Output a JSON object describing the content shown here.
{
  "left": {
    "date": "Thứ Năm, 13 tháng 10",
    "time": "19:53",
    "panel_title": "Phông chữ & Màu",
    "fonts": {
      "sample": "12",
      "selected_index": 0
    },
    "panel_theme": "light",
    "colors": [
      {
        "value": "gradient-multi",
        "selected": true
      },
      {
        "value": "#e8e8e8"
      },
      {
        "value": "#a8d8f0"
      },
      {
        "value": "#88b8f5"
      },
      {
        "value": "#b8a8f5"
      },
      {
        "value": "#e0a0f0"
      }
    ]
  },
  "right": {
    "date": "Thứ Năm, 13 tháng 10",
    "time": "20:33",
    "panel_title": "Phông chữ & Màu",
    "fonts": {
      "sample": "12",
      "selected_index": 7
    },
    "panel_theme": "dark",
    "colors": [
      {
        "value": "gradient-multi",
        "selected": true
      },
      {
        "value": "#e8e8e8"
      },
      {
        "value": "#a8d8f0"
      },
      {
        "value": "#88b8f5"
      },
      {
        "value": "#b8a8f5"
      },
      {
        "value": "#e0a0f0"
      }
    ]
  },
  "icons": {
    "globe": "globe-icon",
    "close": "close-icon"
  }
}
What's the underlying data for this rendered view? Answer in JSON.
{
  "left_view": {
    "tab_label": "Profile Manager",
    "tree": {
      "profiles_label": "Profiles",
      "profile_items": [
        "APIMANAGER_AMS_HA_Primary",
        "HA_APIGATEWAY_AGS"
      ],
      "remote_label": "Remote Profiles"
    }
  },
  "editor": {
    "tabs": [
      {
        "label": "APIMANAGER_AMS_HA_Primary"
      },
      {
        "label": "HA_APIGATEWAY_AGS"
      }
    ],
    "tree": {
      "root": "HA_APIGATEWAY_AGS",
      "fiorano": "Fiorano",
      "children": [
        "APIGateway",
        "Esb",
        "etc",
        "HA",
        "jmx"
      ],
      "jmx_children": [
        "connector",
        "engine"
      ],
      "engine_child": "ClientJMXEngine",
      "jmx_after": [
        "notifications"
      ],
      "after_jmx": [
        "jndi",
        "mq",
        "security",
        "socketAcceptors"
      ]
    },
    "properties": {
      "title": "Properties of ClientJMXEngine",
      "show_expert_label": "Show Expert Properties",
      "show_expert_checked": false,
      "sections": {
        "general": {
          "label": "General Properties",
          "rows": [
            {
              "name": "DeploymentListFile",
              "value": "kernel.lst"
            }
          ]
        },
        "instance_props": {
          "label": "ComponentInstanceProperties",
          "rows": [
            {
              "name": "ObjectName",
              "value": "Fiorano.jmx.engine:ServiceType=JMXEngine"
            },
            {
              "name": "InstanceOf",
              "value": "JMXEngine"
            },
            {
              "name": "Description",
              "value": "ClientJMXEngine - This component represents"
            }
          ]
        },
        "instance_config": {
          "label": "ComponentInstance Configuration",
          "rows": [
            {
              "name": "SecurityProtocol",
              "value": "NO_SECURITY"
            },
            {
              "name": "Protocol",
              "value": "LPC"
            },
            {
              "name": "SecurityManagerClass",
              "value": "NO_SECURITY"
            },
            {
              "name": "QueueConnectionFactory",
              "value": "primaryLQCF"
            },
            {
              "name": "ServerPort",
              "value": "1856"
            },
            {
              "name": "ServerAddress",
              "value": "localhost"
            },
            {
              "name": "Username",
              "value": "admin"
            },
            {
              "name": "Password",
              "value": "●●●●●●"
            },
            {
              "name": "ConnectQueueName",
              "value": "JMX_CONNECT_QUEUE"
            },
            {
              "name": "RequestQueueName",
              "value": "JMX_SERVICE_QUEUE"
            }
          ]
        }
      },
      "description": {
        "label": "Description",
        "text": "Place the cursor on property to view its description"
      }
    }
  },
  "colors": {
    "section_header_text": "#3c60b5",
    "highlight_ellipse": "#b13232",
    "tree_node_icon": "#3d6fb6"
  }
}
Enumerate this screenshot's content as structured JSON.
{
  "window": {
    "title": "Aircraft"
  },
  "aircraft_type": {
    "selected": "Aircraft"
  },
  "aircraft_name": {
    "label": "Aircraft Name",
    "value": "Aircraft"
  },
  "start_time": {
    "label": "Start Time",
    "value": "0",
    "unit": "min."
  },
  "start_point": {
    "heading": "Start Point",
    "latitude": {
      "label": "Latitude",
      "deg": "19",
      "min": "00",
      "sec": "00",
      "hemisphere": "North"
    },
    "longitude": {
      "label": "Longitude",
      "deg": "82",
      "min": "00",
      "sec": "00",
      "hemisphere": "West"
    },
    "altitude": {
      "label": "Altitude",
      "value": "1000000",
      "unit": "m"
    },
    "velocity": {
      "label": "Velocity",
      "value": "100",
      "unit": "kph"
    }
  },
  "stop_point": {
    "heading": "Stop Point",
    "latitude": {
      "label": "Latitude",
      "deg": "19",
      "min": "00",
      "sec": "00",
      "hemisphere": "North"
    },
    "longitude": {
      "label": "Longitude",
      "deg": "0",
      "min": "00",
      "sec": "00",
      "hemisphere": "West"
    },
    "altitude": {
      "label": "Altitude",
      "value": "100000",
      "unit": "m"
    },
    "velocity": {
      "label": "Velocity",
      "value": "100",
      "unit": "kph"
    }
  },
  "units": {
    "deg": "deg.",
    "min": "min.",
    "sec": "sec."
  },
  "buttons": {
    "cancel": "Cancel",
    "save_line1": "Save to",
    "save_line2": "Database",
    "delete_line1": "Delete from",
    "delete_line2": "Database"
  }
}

__What is expected__
All of the records must be retyped exactly as they are.

__Complete response__
Output a JSON object describing the content shown here.
{
  "left": {
    "date": "Thứ Năm, 13 tháng 10",
    "time": "19:53",
    "panel_title": "Phông chữ & Màu",
    "fonts": {
      "sample": "12",
      "selected_index": 0
    },
    "panel_theme": "light",
    "colors": [
      {
        "value": "gradient-multi",
        "selected": true
      },
      {
        "value": "#e8e8e8"
      },
      {
        "value": "#a8d8f0"
      },
      {
        "value": "#88b8f5"
      },
      {
        "value": "#b8a8f5"
      },
      {
        "value": "#e0a0f0"
      }
    ]
  },
  "right": {
    "date": "Thứ Năm, 13 tháng 10",
    "time": "20:33",
    "panel_title": "Phông chữ & Màu",
    "fonts": {
      "sample": "12",
      "selected_index": 7
    },
    "panel_theme": "dark",
    "colors": [
      {
        "value": "gradient-multi",
        "selected": true
      },
      {
        "value": "#e8e8e8"
      },
      {
        "value": "#a8d8f0"
      },
      {
        "value": "#88b8f5"
      },
      {
        "value": "#b8a8f5"
      },
      {
        "value": "#e0a0f0"
      }
    ]
  },
  "icons": {
    "globe": "globe-icon",
    "close": "close-icon"
  }
}
What's the underlying data for this rendered view? Answer in JSON.
{
  "left_view": {
    "tab_label": "Profile Manager",
    "tree": {
      "profiles_label": "Profiles",
      "profile_items": [
        "APIMANAGER_AMS_HA_Primary",
        "HA_APIGATEWAY_AGS"
      ],
      "remote_label": "Remote Profiles"
    }
  },
  "editor": {
    "tabs": [
      {
        "label": "APIMANAGER_AMS_HA_Primary"
      },
      {
        "label": "HA_APIGATEWAY_AGS"
      }
    ],
    "tree": {
      "root": "HA_APIGATEWAY_AGS",
      "fiorano": "Fiorano",
      "children": [
        "APIGateway",
        "Esb",
        "etc",
        "HA",
        "jmx"
      ],
      "jmx_children": [
        "connector",
        "engine"
      ],
      "engine_child": "ClientJMXEngine",
      "jmx_after": [
        "notifications"
      ],
      "after_jmx": [
        "jndi",
        "mq",
        "security",
        "socketAcceptors"
      ]
    },
    "properties": {
      "title": "Properties of ClientJMXEngine",
      "show_expert_label": "Show Expert Properties",
      "show_expert_checked": false,
      "sections": {
        "general": {
          "label": "General Properties",
          "rows": [
            {
              "name": "DeploymentListFile",
              "value": "kernel.lst"
            }
          ]
        },
        "instance_props": {
          "label": "ComponentInstanceProperties",
          "rows": [
            {
              "name": "ObjectName",
              "value": "Fiorano.jmx.engine:ServiceType=JMXEngine"
            },
            {
              "name": "InstanceOf",
              "value": "JMXEngine"
            },
            {
              "name": "Description",
              "value": "ClientJMXEngine - This component represents"
            }
          ]
        },
        "instance_config": {
          "label": "ComponentInstance Configuration",
          "rows": [
            {
              "name": "SecurityProtocol",
              "value": "NO_SECURITY"
            },
            {
              "name": "Protocol",
              "value": "LPC"
            },
            {
              "name": "SecurityManagerClass",
              "value": "NO_SECURITY"
            },
            {
              "name": "QueueConnectionFactory",
              "value": "primaryLQCF"
            },
            {
              "name": "ServerPort",
              "value": "1856"
            },
            {
              "name": "ServerAddress",
              "value": "localhost"
            },
            {
              "name": "Username",
              "value": "admin"
            },
            {
              "name": "Password",
              "value": "●●●●●●"
            },
            {
              "name": "ConnectQueueName",
              "value": "JMX_CONNECT_QUEUE"
            },
            {
              "name": "RequestQueueName",
              "value": "JMX_SERVICE_QUEUE"
            }
          ]
        }
      },
      "description": {
        "label": "Description",
        "text": "Place the cursor on property to view its description"
      }
    }
  },
  "colors": {
    "section_header_text": "#3c60b5",
    "highlight_ellipse": "#b13232",
    "tree_node_icon": "#3d6fb6"
  }
}
Enumerate this screenshot's content as structured JSON.
{
  "window": {
    "title": "Aircraft"
  },
  "aircraft_type": {
    "selected": "Aircraft"
  },
  "aircraft_name": {
    "label": "Aircraft Name",
    "value": "Aircraft"
  },
  "start_time": {
    "label": "Start Time",
    "value": "0",
    "unit": "min."
  },
  "start_point": {
    "heading": "Start Point",
    "latitude": {
      "label": "Latitude",
      "deg": "19",
      "min": "00",
      "sec": "00",
      "hemisphere": "North"
    },
    "longitude": {
      "label": "Longitude",
      "deg": "82",
      "min": "00",
      "sec": "00",
      "hemisphere": "West"
    },
    "altitude": {
      "label": "Altitude",
      "value": "1000000",
      "unit": "m"
    },
    "velocity": {
      "label": "Velocity",
      "value": "100",
      "unit": "kph"
    }
  },
  "stop_point": {
    "heading": "Stop Point",
    "latitude": {
      "label": "Latitude",
      "deg": "19",
      "min": "00",
      "sec": "00",
      "hemisphere": "North"
    },
    "longitude": {
      "label": "Longitude",
      "deg": "0",
      "min": "00",
      "sec": "00",
      "hemisphere": "West"
    },
    "altitude": {
      "label": "Altitude",
      "value": "100000",
      "unit": "m"
    },
    "velocity": {
      "label": "Velocity",
      "value": "100",
      "unit": "kph"
    }
  },
  "units": {
    "deg": "deg.",
    "min": "min.",
    "sec": "sec."
  },
  "buttons": {
    "cancel": "Cancel",
    "save_line1": "Save to",
    "save_line2": "Database",
    "delete_line1": "Delete from",
    "delete_line2": "Database"
  }
}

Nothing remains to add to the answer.